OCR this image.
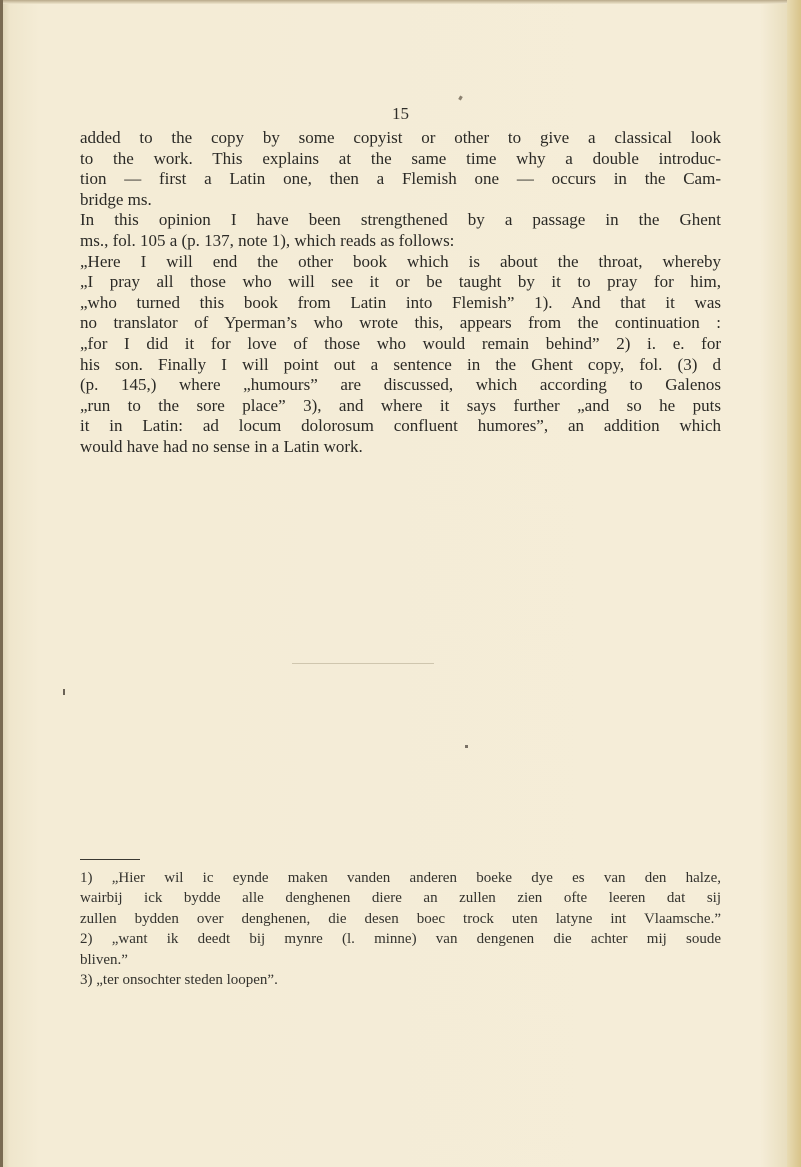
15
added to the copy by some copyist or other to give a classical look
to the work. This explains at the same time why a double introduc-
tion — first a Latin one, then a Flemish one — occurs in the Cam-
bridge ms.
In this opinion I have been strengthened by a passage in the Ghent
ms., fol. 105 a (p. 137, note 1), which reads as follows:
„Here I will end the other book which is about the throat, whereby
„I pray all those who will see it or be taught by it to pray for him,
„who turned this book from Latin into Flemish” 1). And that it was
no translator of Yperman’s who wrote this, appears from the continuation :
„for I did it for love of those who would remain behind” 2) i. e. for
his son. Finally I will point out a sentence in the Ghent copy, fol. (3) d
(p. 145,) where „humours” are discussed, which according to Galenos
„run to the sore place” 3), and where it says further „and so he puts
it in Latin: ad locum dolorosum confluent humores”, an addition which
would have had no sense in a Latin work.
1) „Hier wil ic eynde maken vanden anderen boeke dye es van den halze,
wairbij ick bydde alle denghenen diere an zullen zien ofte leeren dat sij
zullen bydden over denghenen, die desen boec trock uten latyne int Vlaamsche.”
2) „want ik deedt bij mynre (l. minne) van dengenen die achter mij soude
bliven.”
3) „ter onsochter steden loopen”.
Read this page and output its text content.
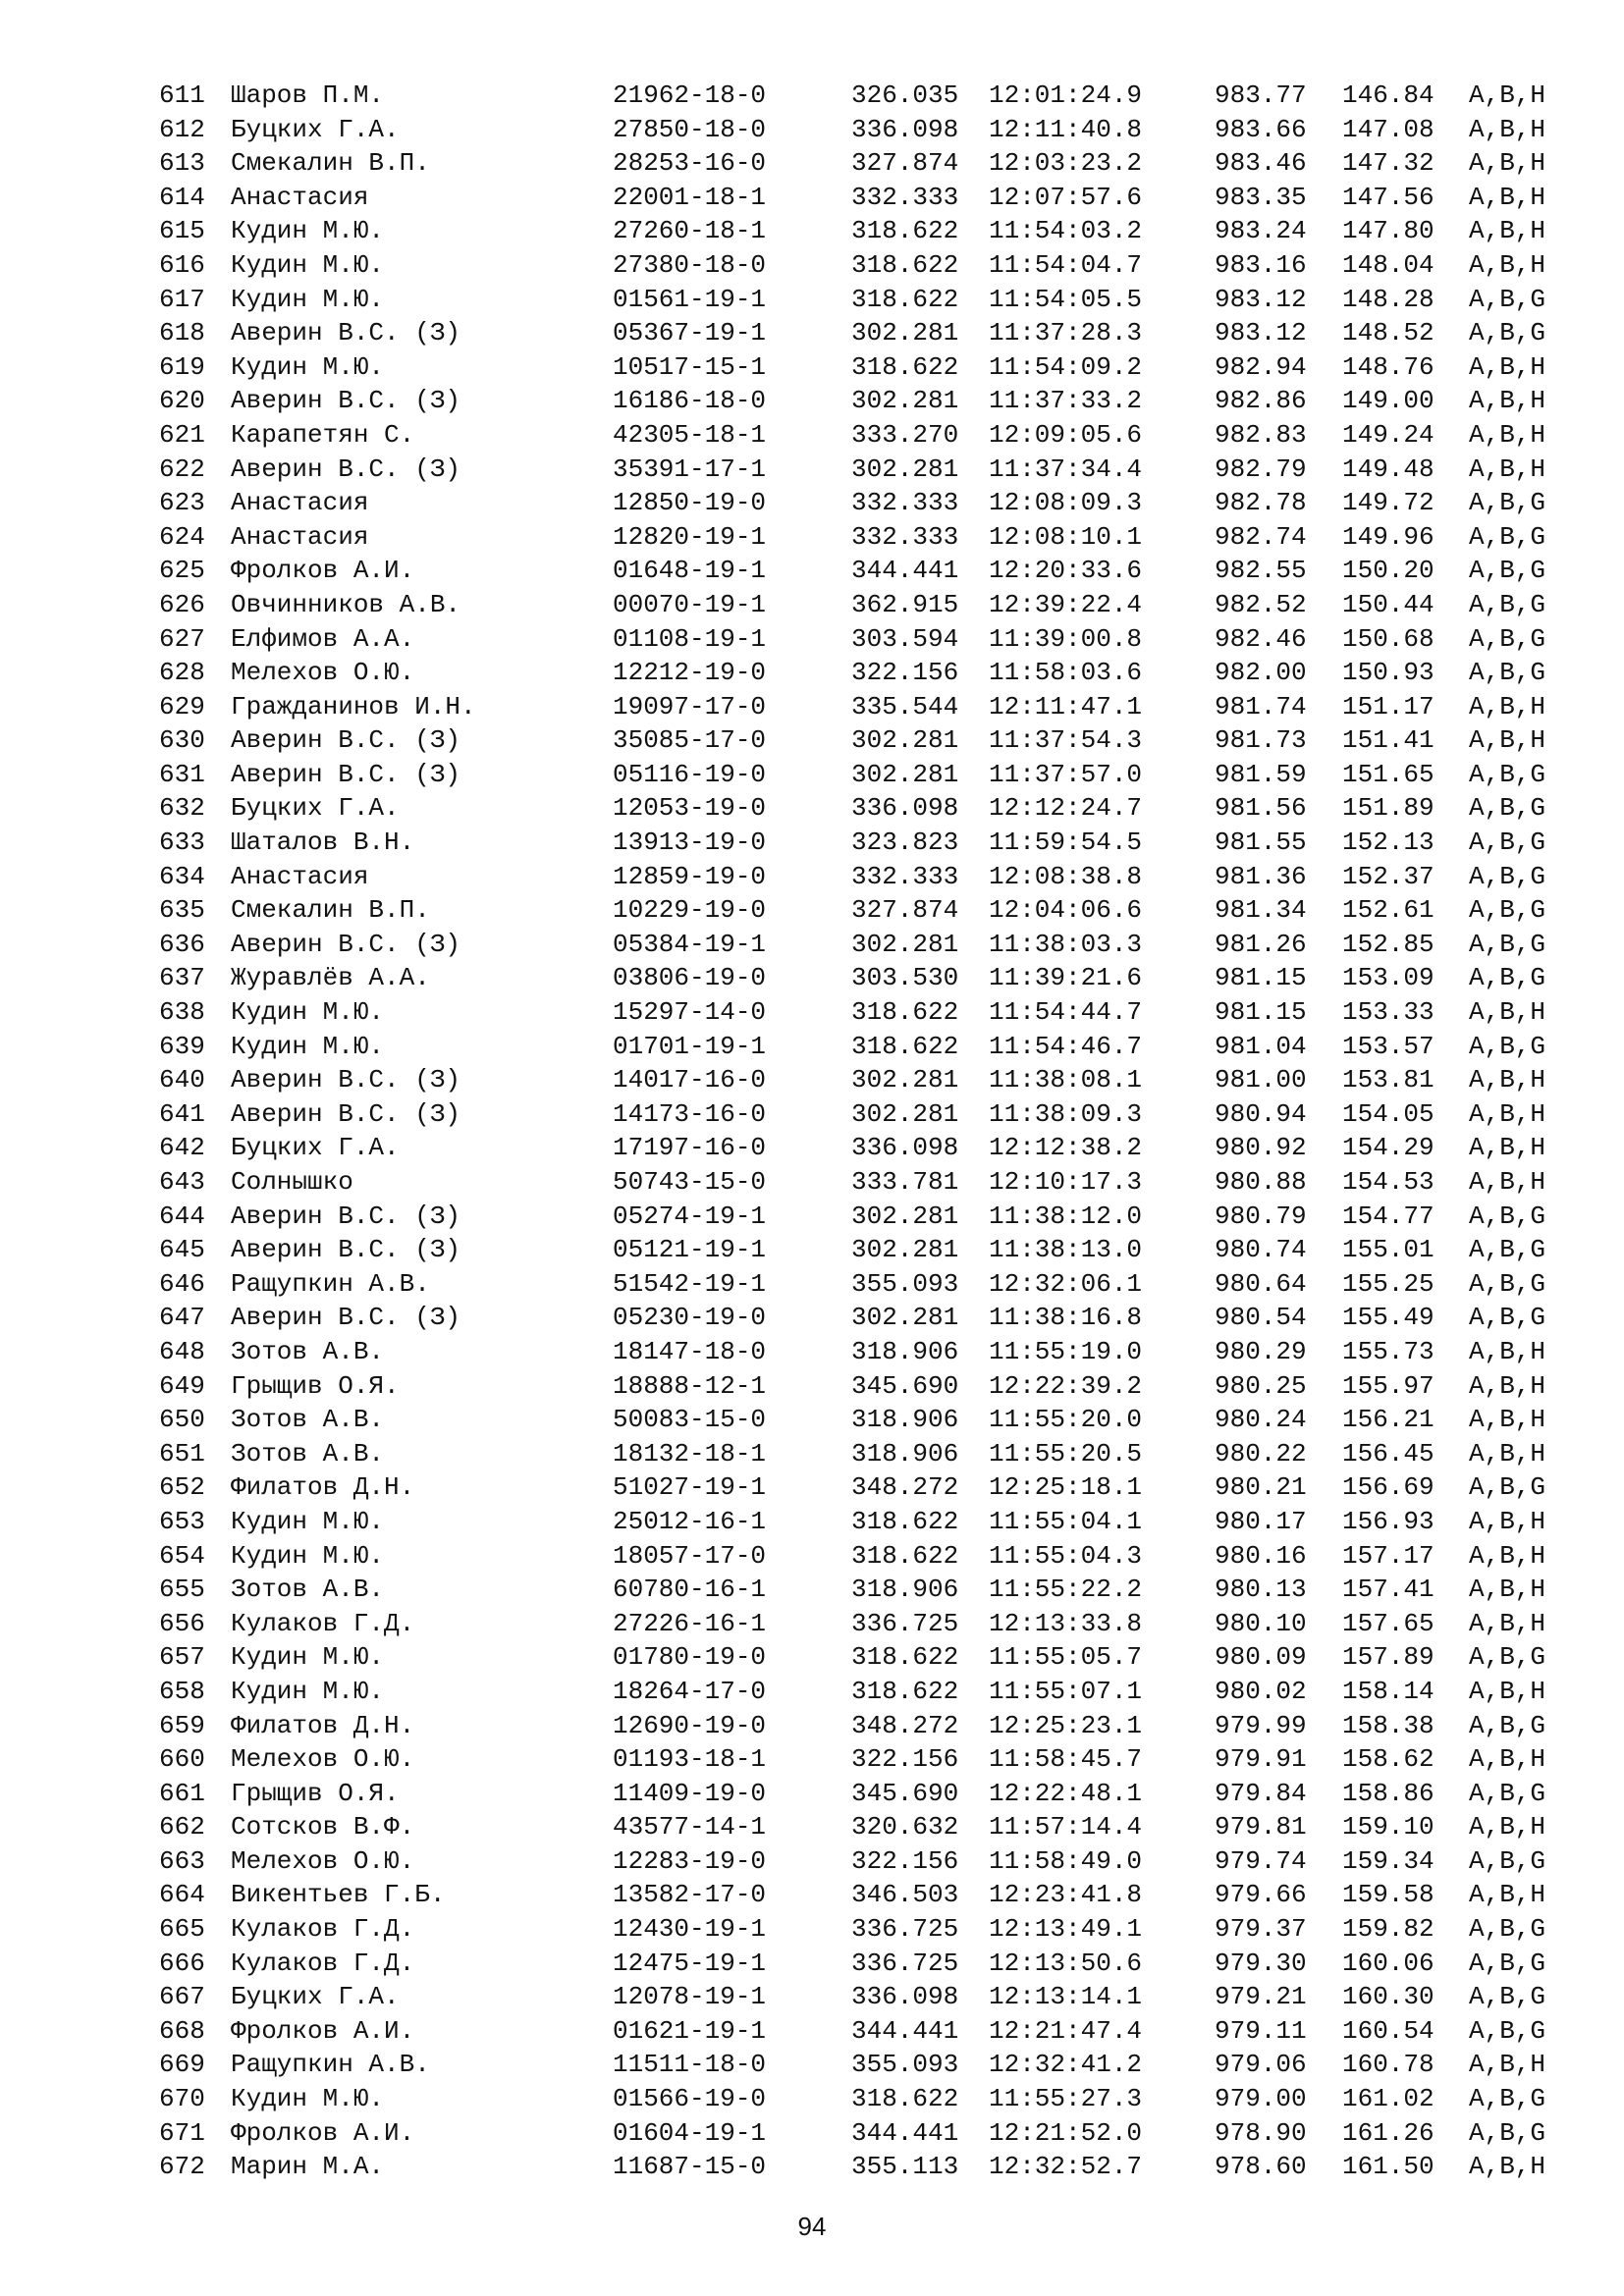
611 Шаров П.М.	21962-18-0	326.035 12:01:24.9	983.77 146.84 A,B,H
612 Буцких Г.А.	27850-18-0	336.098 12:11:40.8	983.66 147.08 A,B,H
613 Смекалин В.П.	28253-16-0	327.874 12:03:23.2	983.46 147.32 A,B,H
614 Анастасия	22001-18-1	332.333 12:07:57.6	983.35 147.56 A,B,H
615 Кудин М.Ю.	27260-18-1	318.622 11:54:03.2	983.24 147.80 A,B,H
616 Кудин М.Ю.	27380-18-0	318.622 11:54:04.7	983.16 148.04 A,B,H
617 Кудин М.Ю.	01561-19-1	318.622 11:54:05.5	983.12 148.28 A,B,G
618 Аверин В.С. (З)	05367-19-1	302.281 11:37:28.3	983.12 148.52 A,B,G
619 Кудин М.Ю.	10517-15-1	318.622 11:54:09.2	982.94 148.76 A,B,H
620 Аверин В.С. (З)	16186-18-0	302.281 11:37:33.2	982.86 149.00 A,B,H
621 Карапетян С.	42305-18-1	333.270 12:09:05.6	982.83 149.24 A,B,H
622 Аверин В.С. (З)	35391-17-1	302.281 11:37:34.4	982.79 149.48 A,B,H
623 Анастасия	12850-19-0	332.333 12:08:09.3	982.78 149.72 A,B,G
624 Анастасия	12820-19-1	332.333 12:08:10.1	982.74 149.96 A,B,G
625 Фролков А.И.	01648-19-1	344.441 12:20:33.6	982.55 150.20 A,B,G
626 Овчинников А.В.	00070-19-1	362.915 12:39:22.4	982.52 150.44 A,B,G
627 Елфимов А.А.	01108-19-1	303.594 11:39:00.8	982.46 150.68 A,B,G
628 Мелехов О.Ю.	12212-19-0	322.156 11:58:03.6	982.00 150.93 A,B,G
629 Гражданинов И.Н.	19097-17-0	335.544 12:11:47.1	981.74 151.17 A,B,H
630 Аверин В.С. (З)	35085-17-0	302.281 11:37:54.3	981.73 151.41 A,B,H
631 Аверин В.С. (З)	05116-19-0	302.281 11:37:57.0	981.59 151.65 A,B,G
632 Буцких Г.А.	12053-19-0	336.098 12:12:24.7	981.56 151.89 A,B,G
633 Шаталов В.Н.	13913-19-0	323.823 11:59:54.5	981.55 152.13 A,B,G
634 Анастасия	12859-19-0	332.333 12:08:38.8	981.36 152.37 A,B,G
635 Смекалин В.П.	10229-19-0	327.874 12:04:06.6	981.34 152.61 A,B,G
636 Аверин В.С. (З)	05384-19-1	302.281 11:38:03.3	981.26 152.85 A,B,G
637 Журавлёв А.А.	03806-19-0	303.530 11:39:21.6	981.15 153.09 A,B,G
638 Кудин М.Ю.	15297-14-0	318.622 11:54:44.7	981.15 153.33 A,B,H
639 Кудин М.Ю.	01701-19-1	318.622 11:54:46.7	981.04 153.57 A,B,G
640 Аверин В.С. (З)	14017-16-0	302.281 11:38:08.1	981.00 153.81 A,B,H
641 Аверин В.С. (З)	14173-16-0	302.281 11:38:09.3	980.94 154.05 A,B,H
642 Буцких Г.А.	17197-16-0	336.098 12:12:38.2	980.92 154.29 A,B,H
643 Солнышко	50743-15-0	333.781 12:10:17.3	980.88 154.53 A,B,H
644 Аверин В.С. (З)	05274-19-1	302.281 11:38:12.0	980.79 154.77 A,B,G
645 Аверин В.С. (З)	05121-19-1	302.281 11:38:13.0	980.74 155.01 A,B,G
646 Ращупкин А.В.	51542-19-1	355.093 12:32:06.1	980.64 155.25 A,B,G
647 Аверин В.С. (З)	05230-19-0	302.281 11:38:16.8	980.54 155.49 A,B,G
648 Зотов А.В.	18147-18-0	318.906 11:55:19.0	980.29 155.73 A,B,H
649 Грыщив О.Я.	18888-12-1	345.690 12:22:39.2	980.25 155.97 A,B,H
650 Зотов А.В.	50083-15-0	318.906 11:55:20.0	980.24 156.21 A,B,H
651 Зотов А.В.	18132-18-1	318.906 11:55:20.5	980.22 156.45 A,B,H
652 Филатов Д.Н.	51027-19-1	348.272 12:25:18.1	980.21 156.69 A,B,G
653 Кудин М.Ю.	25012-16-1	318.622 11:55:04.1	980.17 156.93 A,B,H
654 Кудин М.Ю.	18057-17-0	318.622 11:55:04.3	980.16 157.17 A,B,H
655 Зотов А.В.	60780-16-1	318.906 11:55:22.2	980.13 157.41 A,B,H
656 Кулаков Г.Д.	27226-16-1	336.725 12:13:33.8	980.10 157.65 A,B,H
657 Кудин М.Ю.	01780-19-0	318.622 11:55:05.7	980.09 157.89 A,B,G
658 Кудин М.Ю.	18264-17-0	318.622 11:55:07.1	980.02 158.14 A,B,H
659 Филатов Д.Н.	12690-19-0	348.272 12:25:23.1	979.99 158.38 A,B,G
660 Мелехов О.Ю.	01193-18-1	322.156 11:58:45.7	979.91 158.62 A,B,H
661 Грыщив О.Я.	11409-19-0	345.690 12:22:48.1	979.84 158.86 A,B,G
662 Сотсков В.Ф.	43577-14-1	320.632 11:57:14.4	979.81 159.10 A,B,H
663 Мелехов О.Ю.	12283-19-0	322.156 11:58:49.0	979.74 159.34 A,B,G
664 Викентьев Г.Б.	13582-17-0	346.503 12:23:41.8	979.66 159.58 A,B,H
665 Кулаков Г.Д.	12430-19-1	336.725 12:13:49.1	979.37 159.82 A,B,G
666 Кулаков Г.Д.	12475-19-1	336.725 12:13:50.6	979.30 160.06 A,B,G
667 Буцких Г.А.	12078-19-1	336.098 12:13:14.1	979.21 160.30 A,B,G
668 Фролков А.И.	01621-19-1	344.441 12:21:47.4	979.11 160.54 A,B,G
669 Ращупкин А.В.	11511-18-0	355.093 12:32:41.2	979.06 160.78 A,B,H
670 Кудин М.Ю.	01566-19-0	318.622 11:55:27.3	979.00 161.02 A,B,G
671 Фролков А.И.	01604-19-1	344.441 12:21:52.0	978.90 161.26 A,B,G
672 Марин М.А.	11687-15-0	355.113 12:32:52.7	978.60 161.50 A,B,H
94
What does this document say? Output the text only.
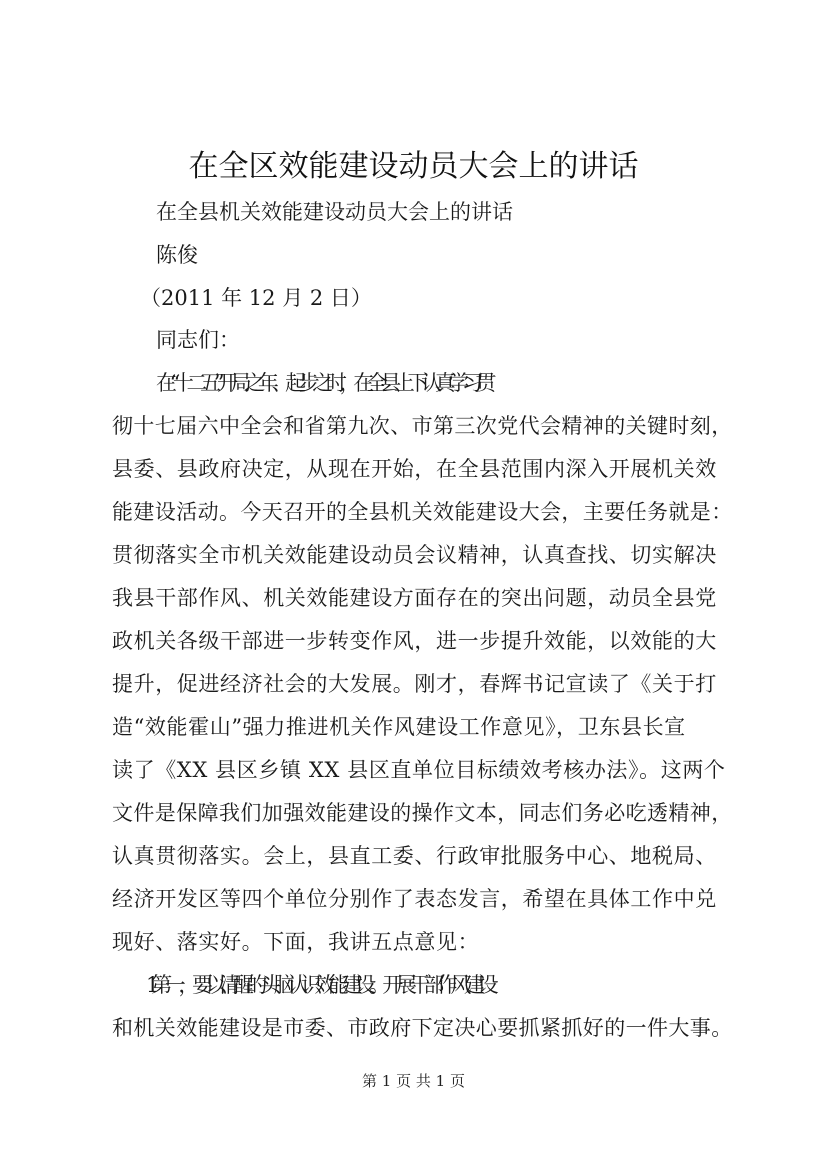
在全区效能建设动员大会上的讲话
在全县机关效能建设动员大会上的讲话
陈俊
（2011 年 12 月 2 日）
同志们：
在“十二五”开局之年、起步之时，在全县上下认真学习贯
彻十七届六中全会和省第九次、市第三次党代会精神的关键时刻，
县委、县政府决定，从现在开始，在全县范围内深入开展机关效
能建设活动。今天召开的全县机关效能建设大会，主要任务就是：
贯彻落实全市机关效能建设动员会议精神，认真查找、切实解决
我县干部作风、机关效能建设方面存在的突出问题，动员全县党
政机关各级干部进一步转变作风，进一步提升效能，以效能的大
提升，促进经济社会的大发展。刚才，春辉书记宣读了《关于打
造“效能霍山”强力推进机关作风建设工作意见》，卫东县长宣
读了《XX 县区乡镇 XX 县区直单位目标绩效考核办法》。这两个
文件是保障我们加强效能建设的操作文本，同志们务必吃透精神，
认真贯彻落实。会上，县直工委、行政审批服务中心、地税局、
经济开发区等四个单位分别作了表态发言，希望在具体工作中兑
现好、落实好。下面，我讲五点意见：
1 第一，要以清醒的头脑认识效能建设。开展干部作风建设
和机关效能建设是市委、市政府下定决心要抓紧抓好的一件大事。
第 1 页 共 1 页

-- -- --

Search the entries for "zullen" and copy out each line that has it.

wairbij ick bydde alle denghenen diere an zullen zien ofte leeren dat sij
zullen bydden over denghenen, die desen boec trock uten latyne int Vlaamsche.”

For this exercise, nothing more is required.